[Set task] From the entries below, pull out each line where "Quality" appears.

[Source material]
>>>
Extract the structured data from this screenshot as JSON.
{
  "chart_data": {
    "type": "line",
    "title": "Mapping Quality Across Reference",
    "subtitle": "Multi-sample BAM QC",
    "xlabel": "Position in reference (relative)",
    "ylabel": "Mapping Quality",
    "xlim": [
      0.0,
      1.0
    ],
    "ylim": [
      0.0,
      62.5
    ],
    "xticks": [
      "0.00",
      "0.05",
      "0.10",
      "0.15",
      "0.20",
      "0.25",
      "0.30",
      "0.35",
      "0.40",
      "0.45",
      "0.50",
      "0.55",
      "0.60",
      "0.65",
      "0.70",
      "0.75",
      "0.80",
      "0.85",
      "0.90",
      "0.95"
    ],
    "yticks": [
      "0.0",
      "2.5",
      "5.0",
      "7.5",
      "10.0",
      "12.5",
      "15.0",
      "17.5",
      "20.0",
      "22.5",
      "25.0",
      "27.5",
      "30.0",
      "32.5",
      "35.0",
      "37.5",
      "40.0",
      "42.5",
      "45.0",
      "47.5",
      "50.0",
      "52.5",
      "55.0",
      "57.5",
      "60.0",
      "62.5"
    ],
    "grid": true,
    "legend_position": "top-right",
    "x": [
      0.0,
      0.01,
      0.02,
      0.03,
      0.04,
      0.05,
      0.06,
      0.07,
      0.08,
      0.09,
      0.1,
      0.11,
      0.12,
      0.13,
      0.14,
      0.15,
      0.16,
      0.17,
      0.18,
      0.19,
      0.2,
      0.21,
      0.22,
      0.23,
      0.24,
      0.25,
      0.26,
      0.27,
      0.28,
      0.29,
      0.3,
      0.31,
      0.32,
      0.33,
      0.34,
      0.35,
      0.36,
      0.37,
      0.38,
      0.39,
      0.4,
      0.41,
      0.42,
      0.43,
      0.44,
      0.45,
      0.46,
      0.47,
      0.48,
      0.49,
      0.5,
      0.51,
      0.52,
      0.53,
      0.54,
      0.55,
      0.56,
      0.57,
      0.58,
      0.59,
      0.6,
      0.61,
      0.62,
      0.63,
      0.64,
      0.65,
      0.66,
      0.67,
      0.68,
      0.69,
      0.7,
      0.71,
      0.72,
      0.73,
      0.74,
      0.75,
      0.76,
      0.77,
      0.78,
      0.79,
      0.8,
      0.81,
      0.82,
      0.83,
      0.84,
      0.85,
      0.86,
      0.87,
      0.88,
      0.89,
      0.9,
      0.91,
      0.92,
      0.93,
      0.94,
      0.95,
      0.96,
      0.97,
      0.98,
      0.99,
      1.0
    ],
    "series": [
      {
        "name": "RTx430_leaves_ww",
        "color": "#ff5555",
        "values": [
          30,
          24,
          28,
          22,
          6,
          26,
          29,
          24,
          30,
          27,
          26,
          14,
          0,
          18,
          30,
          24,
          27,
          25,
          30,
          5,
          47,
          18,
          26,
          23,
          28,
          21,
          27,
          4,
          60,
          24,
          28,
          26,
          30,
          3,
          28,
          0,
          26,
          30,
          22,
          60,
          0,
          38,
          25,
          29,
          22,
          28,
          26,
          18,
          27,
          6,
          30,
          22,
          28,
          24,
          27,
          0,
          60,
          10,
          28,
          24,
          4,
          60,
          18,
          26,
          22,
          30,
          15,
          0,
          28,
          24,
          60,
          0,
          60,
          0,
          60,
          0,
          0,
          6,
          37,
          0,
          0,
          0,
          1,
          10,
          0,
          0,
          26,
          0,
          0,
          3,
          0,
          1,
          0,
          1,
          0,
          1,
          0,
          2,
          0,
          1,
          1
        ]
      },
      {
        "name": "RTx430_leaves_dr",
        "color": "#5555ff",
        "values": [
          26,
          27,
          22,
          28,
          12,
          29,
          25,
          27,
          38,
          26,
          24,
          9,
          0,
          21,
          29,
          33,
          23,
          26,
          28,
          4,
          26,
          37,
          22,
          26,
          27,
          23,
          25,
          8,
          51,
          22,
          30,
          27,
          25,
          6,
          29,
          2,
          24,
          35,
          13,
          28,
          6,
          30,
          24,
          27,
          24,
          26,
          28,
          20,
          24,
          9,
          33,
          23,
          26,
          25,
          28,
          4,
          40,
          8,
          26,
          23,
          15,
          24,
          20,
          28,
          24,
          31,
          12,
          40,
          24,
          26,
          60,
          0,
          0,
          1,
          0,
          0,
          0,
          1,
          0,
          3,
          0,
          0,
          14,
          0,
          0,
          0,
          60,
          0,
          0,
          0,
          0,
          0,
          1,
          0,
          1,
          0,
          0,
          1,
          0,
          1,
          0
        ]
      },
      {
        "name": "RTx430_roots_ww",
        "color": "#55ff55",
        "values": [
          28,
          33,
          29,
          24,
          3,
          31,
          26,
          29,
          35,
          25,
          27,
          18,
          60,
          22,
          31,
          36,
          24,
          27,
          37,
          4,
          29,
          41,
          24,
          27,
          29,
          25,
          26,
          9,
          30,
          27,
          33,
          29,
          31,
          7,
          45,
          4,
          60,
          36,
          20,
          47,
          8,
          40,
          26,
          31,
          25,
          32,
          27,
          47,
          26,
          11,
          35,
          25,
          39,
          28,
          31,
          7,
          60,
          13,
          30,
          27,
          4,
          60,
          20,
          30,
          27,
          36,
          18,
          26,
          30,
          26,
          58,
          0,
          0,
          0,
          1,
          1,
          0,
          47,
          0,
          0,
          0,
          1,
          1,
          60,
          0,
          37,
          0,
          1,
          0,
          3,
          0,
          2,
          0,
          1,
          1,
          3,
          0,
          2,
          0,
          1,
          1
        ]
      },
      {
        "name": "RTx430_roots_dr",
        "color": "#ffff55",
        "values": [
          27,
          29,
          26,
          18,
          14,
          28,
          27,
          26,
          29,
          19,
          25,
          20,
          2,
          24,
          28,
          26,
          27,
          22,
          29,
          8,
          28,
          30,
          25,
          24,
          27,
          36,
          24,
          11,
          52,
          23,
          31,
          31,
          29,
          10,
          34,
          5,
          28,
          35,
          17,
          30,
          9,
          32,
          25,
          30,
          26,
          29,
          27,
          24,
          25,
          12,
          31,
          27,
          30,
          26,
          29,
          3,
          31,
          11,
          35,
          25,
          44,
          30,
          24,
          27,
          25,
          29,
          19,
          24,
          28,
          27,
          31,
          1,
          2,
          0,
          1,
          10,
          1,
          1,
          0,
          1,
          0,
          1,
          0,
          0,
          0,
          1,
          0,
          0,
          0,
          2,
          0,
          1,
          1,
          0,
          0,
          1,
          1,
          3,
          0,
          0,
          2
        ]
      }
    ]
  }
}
<<<
>>>
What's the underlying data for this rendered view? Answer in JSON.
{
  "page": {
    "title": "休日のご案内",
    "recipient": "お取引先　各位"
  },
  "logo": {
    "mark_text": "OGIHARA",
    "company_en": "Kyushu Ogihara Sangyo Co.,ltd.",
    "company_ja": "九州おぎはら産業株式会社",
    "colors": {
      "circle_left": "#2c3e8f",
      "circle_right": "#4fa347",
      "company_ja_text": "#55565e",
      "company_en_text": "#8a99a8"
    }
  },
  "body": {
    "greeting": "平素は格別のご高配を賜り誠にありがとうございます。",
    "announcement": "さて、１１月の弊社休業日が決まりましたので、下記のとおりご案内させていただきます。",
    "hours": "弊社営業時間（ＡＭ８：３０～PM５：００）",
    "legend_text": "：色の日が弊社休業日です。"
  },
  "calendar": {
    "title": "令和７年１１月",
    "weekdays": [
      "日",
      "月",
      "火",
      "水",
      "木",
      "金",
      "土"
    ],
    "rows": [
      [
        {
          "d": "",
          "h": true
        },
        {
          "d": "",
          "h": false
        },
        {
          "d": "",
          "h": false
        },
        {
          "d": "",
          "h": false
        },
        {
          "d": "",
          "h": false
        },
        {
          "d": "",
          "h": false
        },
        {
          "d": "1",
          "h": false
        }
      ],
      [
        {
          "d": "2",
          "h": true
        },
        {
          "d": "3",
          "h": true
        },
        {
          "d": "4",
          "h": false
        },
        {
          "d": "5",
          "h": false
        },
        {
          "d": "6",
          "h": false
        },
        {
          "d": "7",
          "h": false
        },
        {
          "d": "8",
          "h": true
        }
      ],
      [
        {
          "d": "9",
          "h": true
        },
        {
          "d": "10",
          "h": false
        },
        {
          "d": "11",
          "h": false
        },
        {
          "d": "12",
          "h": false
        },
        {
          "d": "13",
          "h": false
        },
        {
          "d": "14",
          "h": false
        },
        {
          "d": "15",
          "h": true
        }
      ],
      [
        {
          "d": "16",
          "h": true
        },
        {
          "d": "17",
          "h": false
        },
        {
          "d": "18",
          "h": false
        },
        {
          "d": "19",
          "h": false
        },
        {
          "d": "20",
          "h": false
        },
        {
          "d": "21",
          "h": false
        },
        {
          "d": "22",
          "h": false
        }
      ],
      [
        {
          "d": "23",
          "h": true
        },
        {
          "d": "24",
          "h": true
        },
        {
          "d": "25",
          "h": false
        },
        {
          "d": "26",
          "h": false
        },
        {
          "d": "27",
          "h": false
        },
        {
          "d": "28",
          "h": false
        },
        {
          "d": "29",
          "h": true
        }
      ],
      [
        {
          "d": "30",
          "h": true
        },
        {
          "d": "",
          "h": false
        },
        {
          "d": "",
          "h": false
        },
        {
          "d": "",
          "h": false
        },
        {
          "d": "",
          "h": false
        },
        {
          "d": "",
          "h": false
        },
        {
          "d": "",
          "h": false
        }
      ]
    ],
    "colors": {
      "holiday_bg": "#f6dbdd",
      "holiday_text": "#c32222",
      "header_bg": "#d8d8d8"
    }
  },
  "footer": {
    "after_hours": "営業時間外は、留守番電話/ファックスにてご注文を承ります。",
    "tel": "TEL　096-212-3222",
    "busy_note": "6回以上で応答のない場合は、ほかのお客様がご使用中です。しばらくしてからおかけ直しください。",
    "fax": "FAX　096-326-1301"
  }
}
<<<
[Reply to the exercise]
    "title": "Mapping Quality Across Reference",
    "ylabel": "Mapping Quality",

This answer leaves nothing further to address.